[Written task]:
Revise the data from the line with "UI element localization: list" to the line with "value-label: 19 bbox=[1483, 849, 1546, 912]", both included, replacing "value-label" with "data-label" and keeping everything else the same. Return only those lines, and omit the picture.

----- Material provided

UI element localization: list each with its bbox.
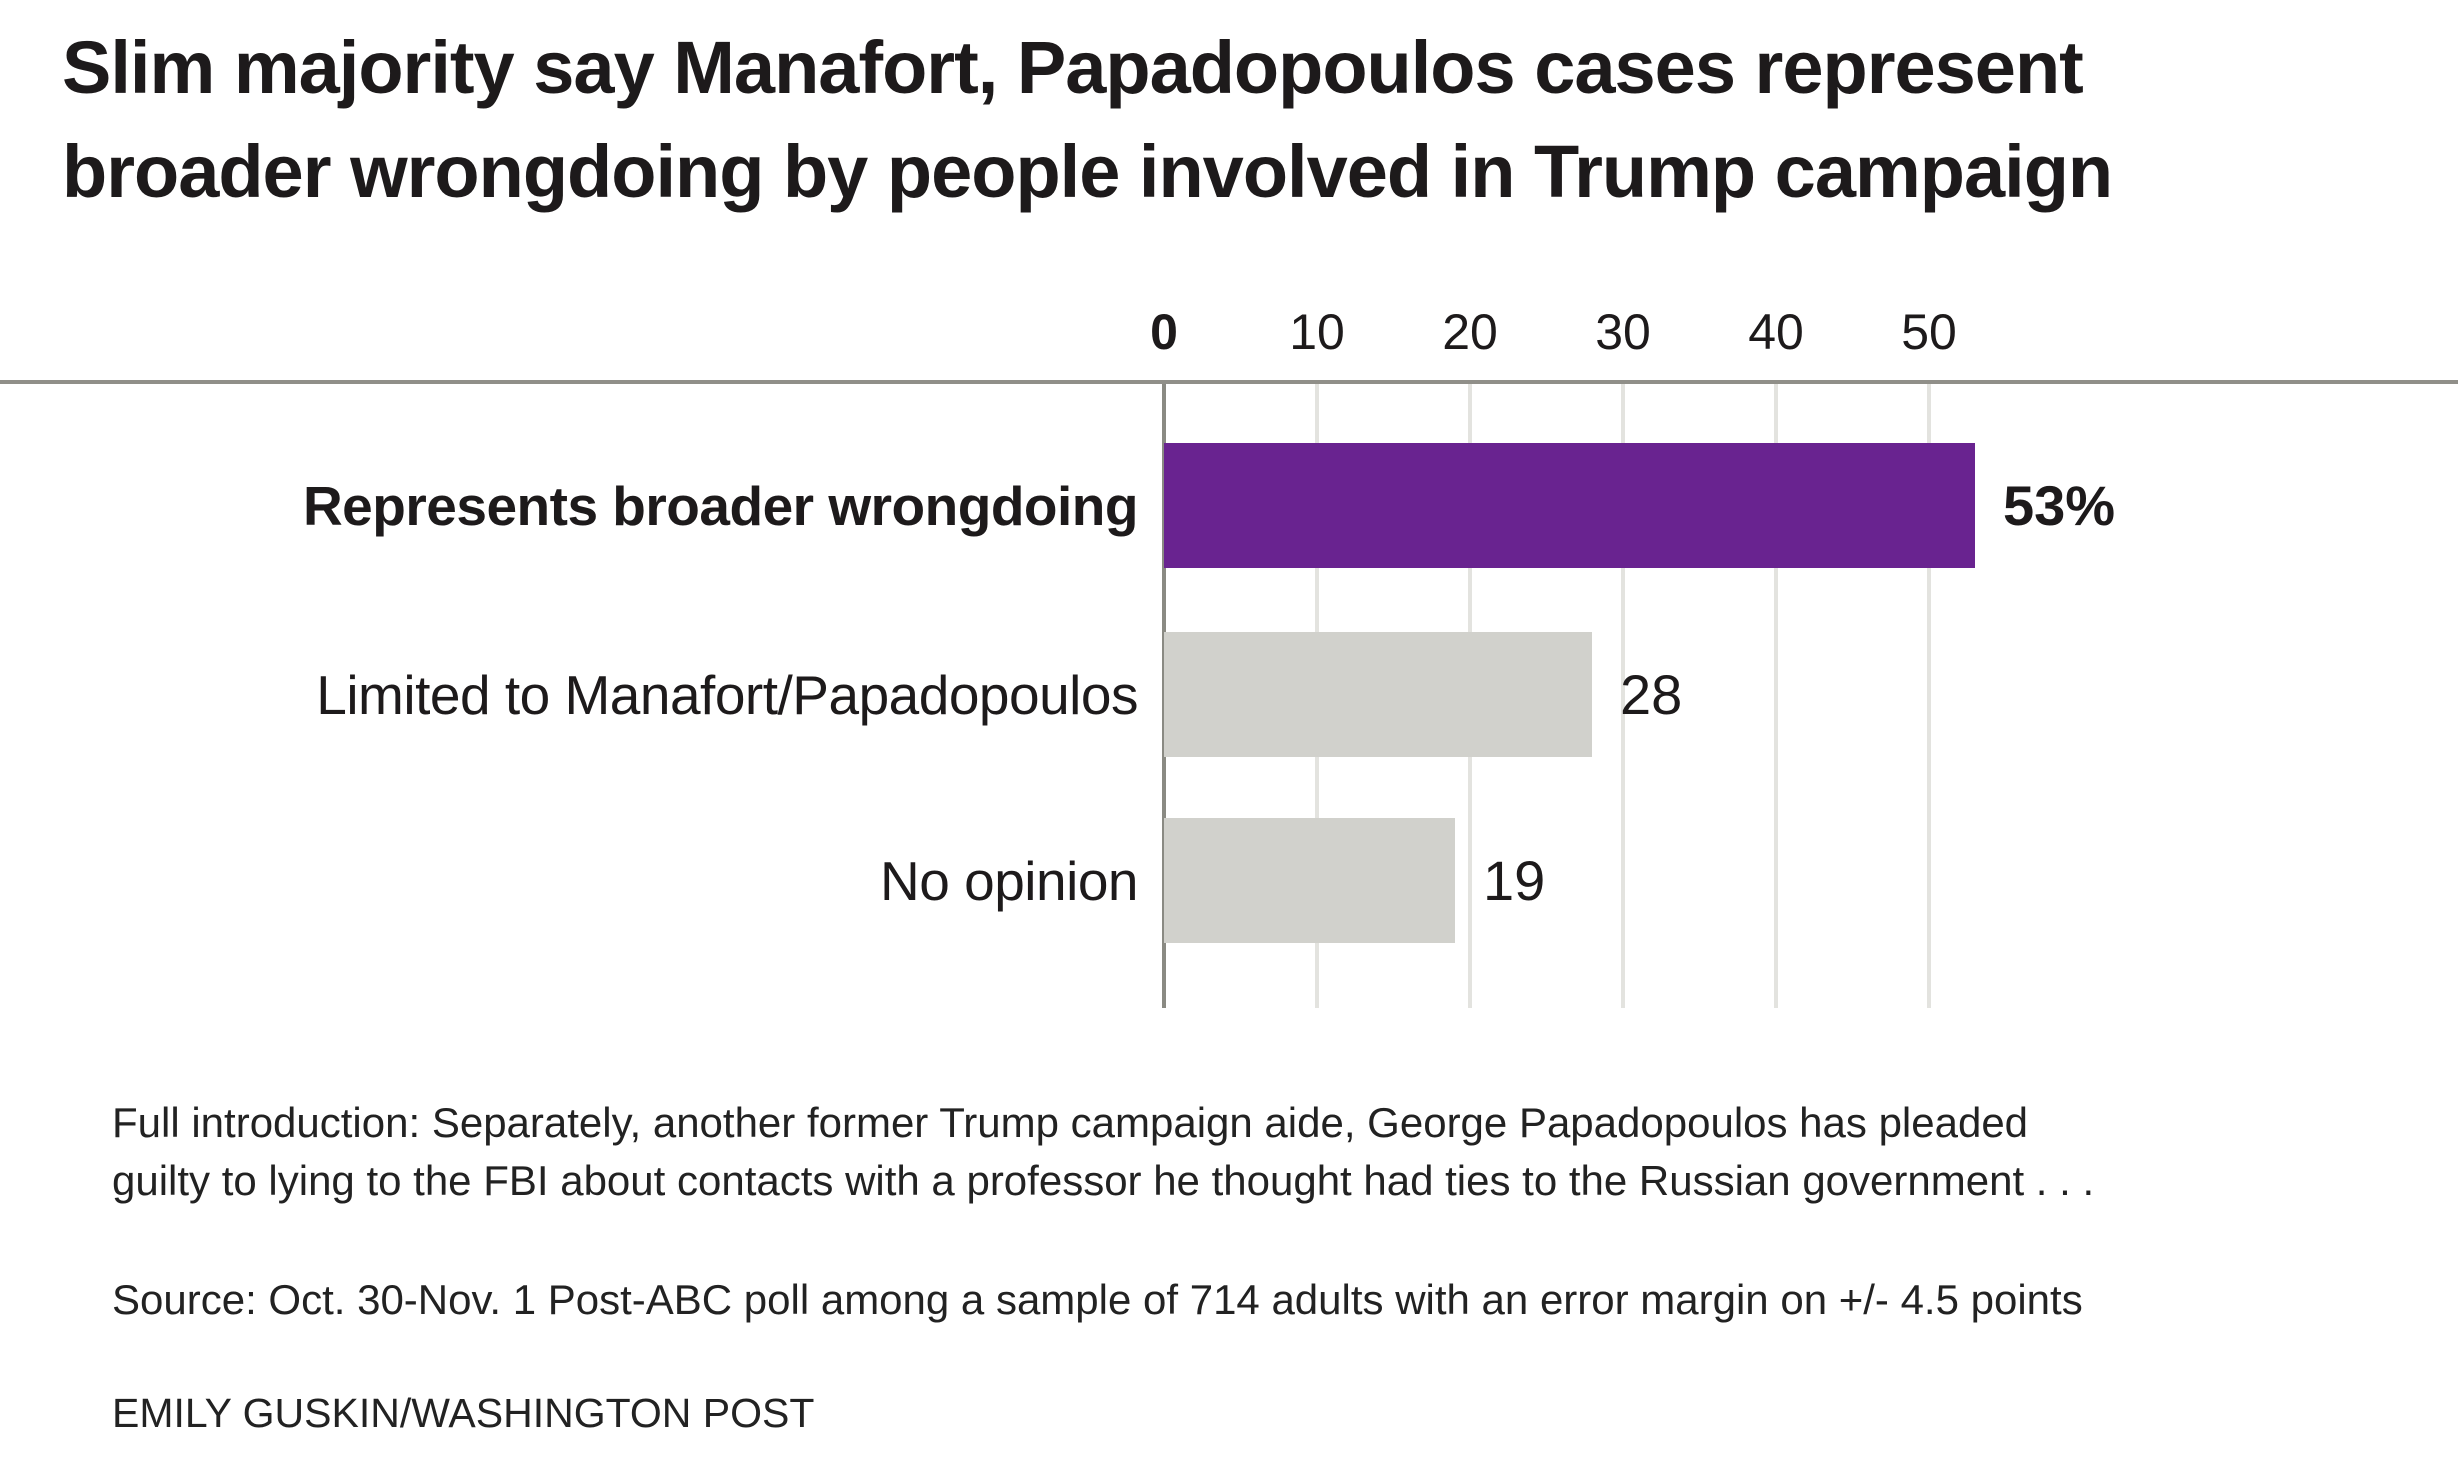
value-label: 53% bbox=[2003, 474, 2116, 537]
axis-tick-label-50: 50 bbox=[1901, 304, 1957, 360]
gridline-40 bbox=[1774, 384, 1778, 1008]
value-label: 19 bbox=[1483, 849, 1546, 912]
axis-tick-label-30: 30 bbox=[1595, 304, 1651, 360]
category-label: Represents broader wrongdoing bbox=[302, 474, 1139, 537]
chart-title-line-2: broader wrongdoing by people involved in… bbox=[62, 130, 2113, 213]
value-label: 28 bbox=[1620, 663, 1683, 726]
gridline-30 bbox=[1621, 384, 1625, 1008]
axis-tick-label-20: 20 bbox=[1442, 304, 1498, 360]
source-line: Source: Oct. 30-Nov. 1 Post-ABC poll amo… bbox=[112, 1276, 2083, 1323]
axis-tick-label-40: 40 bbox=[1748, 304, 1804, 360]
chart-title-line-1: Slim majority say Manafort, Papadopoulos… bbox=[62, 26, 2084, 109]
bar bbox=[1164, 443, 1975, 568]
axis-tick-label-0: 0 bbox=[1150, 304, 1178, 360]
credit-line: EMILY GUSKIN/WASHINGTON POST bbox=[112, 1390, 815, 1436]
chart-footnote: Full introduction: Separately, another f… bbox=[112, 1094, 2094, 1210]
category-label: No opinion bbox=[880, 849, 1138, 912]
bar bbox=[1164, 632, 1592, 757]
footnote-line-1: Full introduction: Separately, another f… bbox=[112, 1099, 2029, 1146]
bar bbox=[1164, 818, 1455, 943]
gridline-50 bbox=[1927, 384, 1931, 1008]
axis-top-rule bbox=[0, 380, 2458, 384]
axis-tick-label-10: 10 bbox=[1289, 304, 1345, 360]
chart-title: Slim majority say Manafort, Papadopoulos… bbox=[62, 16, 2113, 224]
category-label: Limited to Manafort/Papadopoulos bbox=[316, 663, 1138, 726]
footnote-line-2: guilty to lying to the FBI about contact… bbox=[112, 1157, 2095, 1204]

----------
----- Material provided

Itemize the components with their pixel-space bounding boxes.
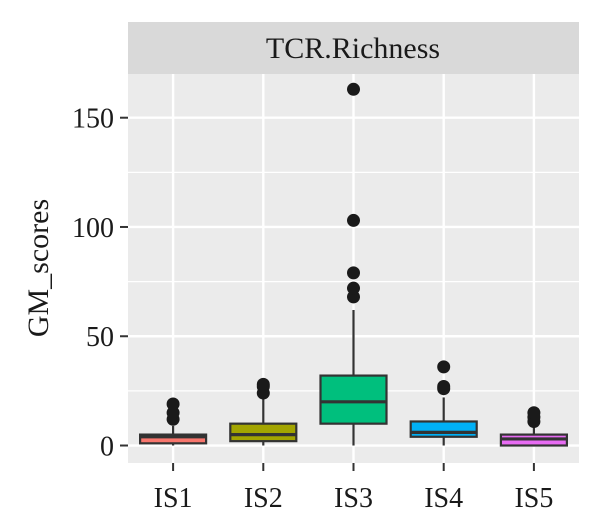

----------

[Final result]:
UI element localization: list each with its bbox.
data-label: 53% bbox=[2003, 474, 2116, 537]
axis-tick-label-50: 50 bbox=[1901, 304, 1957, 360]
gridline-40 bbox=[1774, 384, 1778, 1008]
data-label: 19 bbox=[1483, 849, 1546, 912]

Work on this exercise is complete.